**WHAT THE EXERCISE ASKS:** Answer with one number only: the number of lines that include the word "this".

**RECORD SET:**
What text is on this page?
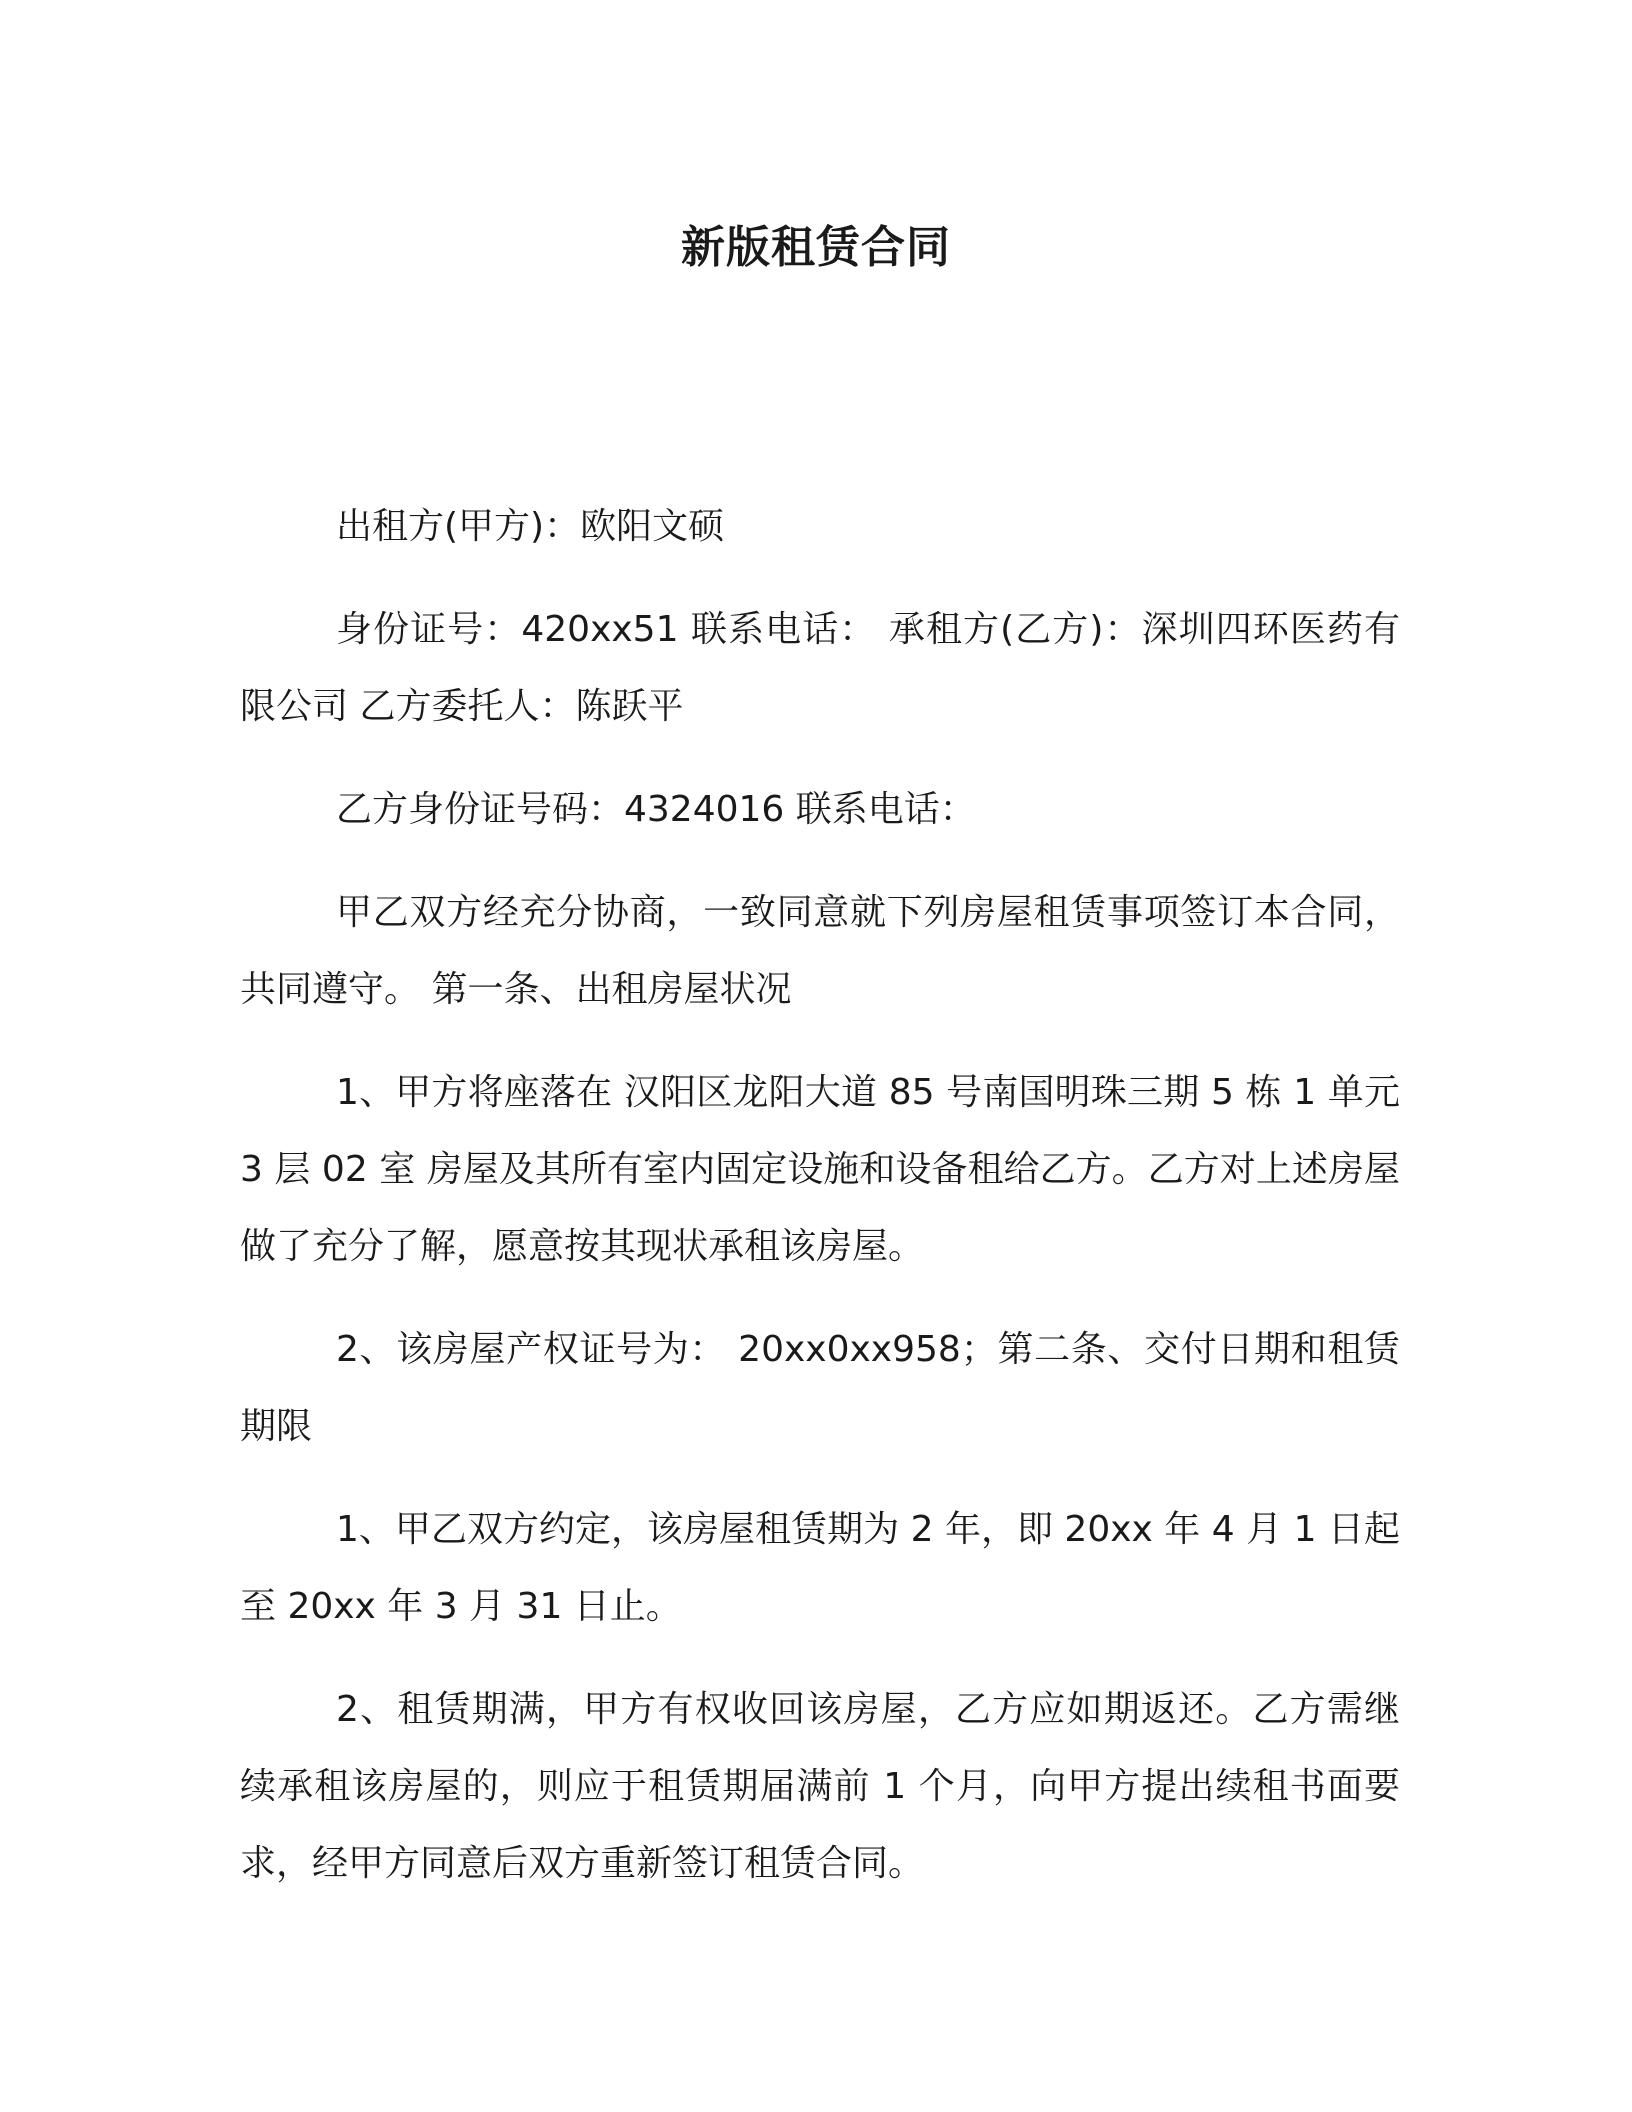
新版租赁合同

出租方(甲方)：欧阳文硕

身份证号：420xx51 联系电话： 承租方(乙方)：深圳四环医药有限公司 乙方委托人：陈跃平

乙方身份证号码：4324016 联系电话：

甲乙双方经充分协商，一致同意就下列房屋租赁事项签订本合同，共同遵守。 第一条、出租房屋状况

1、甲方将座落在 汉阳区龙阳大道 85 号南国明珠三期 5 栋 1 单元 3 层 02 室 房屋及其所有室内固定设施和设备租给乙方。乙方对上述房屋做了充分了解，愿意按其现状承租该房屋。

2、该房屋产权证号为： 20xx0xx958；第二条、交付日期和租赁期限

1、甲乙双方约定，该房屋租赁期为 2 年，即 20xx 年 4 月 1 日起至 20xx 年 3 月 31 日止。

2、租赁期满，甲方有权收回该房屋，乙方应如期返还。乙方需继续承租该房屋的，则应于租赁期届满前 1 个月，向甲方提出续租书面要求，经甲方同意后双方重新签订租赁合同。
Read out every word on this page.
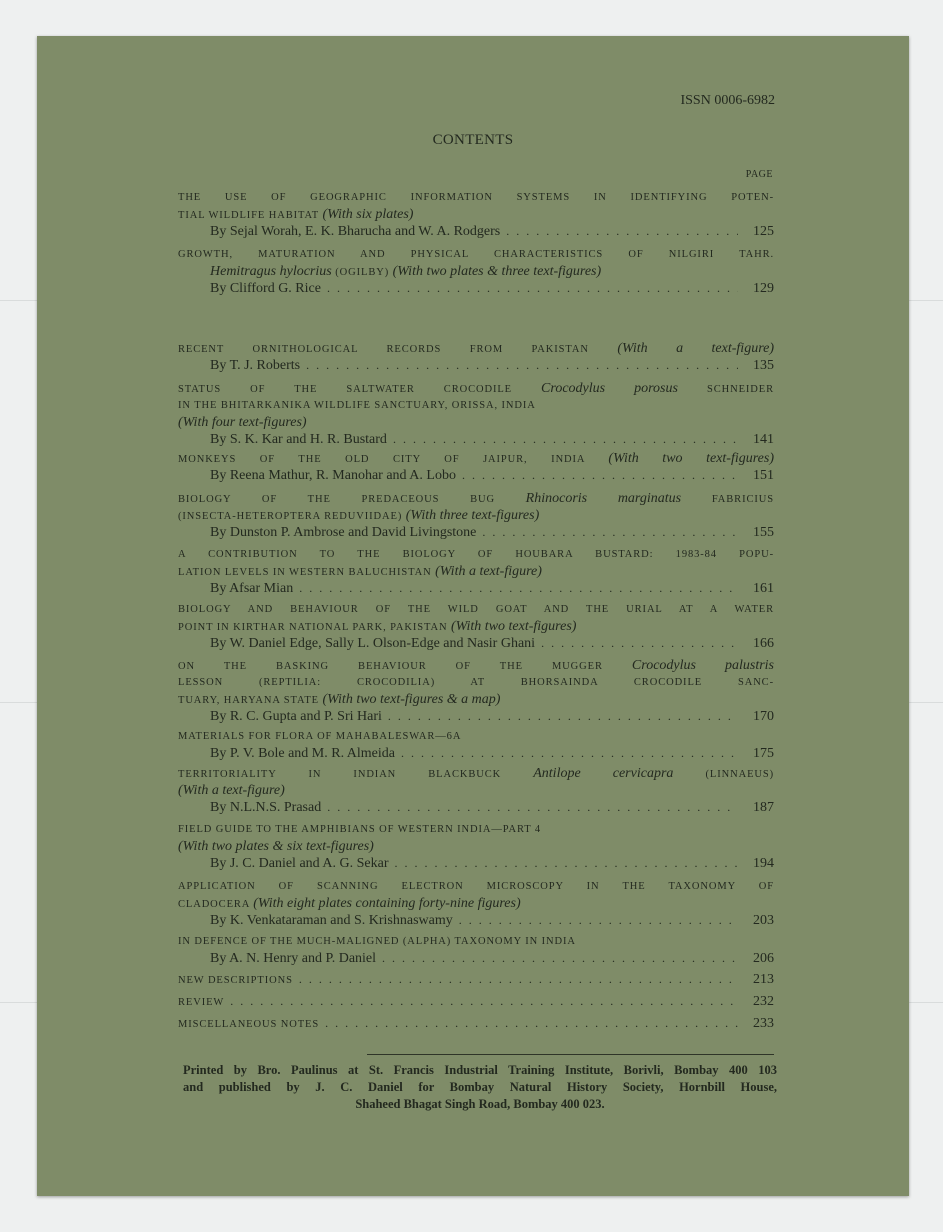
ISSN 0006-6982
CONTENTS
PAGE
THE USE OF GEOGRAPHIC INFORMATION SYSTEMS IN IDENTIFYING POTEN-
TIAL WILDLIFE HABITAT (With six plates)
By Sejal Worah, E. K. Bharucha and W. A. Rodgers . . .	125
GROWTH, MATURATION AND PHYSICAL CHARACTERISTICS OF NILGIRI TAHR.
Hemitragus hylocrius (OGILBY) (With two plates & three text-figures)
By Clifford G. Rice . . .	129
RECENT ORNITHOLOGICAL RECORDS FROM PAKISTAN (With a text-figure)
By T. J. Roberts . . .	135
STATUS OF THE SALTWATER CROCODILE Crocodylus porosus SCHNEIDER
IN THE BHITARKANIKA WILDLIFE SANCTUARY, ORISSA, INDIA
(With four text-figures)
By S. K. Kar and H. R. Bustard . . .	141
MONKEYS OF THE OLD CITY OF JAIPUR, INDIA (With two text-figures)
By Reena Mathur, R. Manohar and A. Lobo . . .	151
BIOLOGY OF THE PREDACEOUS BUG Rhinocoris marginatus FABRICIUS
(INSECTA-HETEROPTERA REDUVIIDAE) (With three text-figures)
By Dunston P. Ambrose and David Livingstone . . .	155
A CONTRIBUTION TO THE BIOLOGY OF HOUBARA BUSTARD: 1983-84 POPU-
LATION LEVELS IN WESTERN BALUCHISTAN (With a text-figure)
By Afsar Mian . . .	161
BIOLOGY AND BEHAVIOUR OF THE WILD GOAT AND THE URIAL AT A WATER
POINT IN KIRTHAR NATIONAL PARK, PAKISTAN (With two text-figures)
By W. Daniel Edge, Sally L. Olson-Edge and Nasir Ghani . . .	166
ON THE BASKING BEHAVIOUR OF THE MUGGER Crocodylus palustris
LESSON (REPTILIA: CROCODILIA) AT BHORSAINDA CROCODILE SANC-
TUARY, HARYANA STATE (With two text-figures & a map)
By R. C. Gupta and P. Sri Hari . . .	170
MATERIALS FOR FLORA OF MAHABALESWAR—6A
By P. V. Bole and M. R. Almeida . . .	175
TERRITORIALITY IN INDIAN BLACKBUCK Antilope cervicapra (LINNAEUS)
(With a text-figure)
By N.L.N.S. Prasad . . .	187
FIELD GUIDE TO THE AMPHIBIANS OF WESTERN INDIA—PART 4
(With two plates & six text-figures)
By J. C. Daniel and A. G. Sekar . . .	194
APPLICATION OF SCANNING ELECTRON MICROSCOPY IN THE TAXONOMY OF
CLADOCERA (With eight plates containing forty-nine figures)
By K. Venkataraman and S. Krishnaswamy . . .	203
IN DEFENCE OF THE MUCH-MALIGNED (ALPHA) TAXONOMY IN INDIA
By A. N. Henry and P. Daniel . . .	206
NEW DESCRIPTIONS . . .	213
REVIEW . . .	232
MISCELLANEOUS NOTES . . .	233
Printed by Bro. Paulinus at St. Francis Industrial Training Institute, Borivli, Bombay 400 103
and published by J. C. Daniel for Bombay Natural History Society, Hornbill House,
Shaheed Bhagat Singh Road, Bombay 400 023.
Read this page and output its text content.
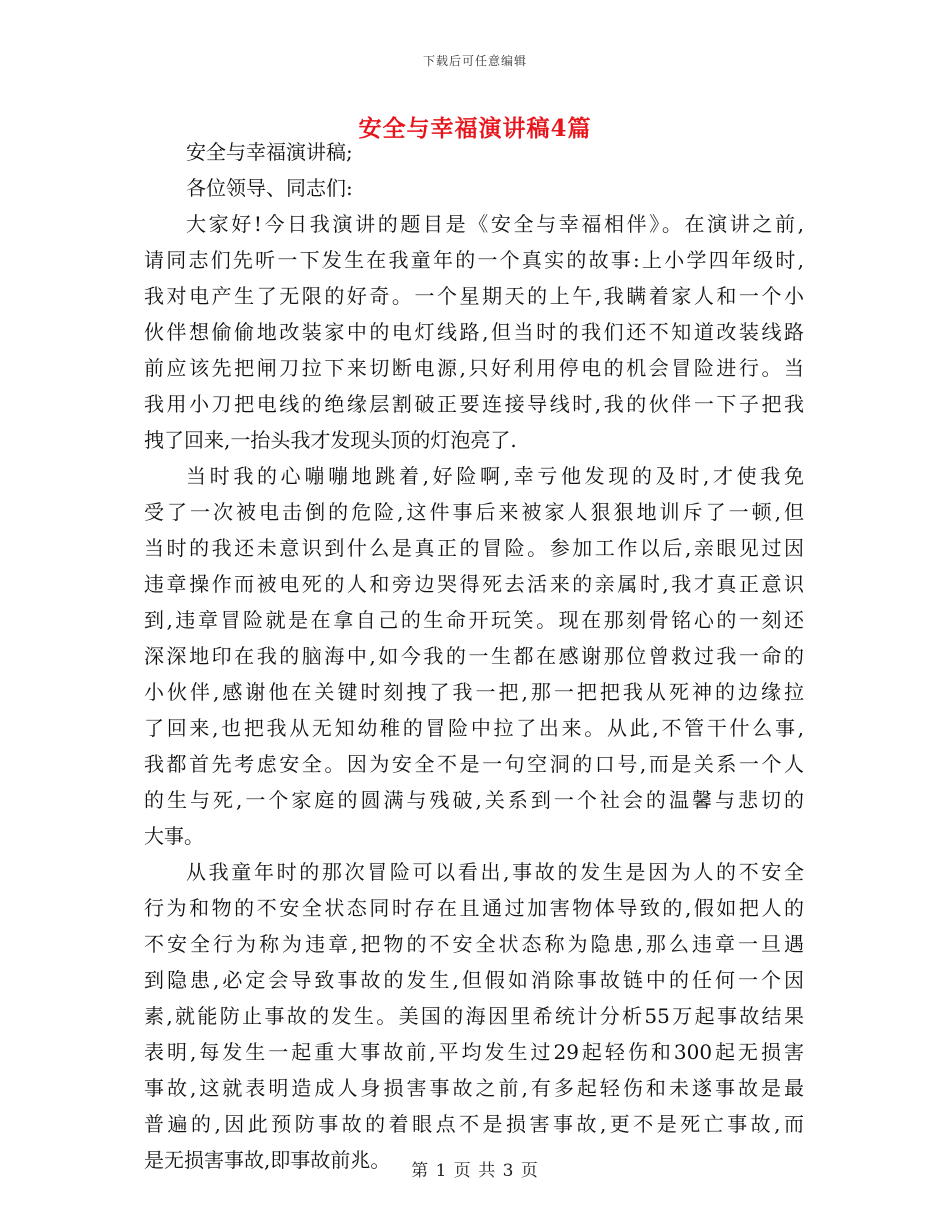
下载后可任意编辑
安全与幸福演讲稿4篇

安全与幸福演讲稿;

各位领导、同志们:

大家好!今日我演讲的题目是《安全与幸福相伴》。在演讲之前,

请同志们先听一下发生在我童年的一个真实的故事:上小学四年级时,

我对电产生了无限的好奇。一个星期天的上午,我瞒着家人和一个小

伙伴想偷偷地改装家中的电灯线路,但当时的我们还不知道改装线路

前应该先把闸刀拉下来切断电源,只好利用停电的机会冒险进行。当

我用小刀把电线的绝缘层割破正要连接导线时,我的伙伴一下子把我

拽了回来,一抬头我才发现头顶的灯泡亮了.

当时我的心嘣嘣地跳着,好险啊,幸亏他发现的及时,才使我免

受了一次被电击倒的危险,这件事后来被家人狠狠地训斥了一顿,但

当时的我还未意识到什么是真正的冒险。参加工作以后,亲眼见过因

违章操作而被电死的人和旁边哭得死去活来的亲属时,我才真正意识

到,违章冒险就是在拿自己的生命开玩笑。现在那刻骨铭心的一刻还

深深地印在我的脑海中,如今我的一生都在感谢那位曾救过我一命的

小伙伴,感谢他在关键时刻拽了我一把,那一把把我从死神的边缘拉

了回来,也把我从无知幼稚的冒险中拉了出来。从此,不管干什么事,

我都首先考虑安全。因为安全不是一句空洞的口号,而是关系一个人

的生与死,一个家庭的圆满与残破,关系到一个社会的温馨与悲切的

大事。

从我童年时的那次冒险可以看出,事故的发生是因为人的不安全

行为和物的不安全状态同时存在且通过加害物体导致的,假如把人的

不安全行为称为违章,把物的不安全状态称为隐患,那么违章一旦遇

到隐患,必定会导致事故的发生,但假如消除事故链中的任何一个因

素,就能防止事故的发生。美国的海因里希统计分析55万起事故结果

表明,每发生一起重大事故前,平均发生过29起轻伤和300起无损害

事故,这就表明造成人身损害事故之前,有多起轻伤和未遂事故是最

普遍的,因此预防事故的着眼点不是损害事故,更不是死亡事故,而

是无损害事故,即事故前兆。	第 1 页 共 3 页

**ANSWER TO THE EXERCISE:** 3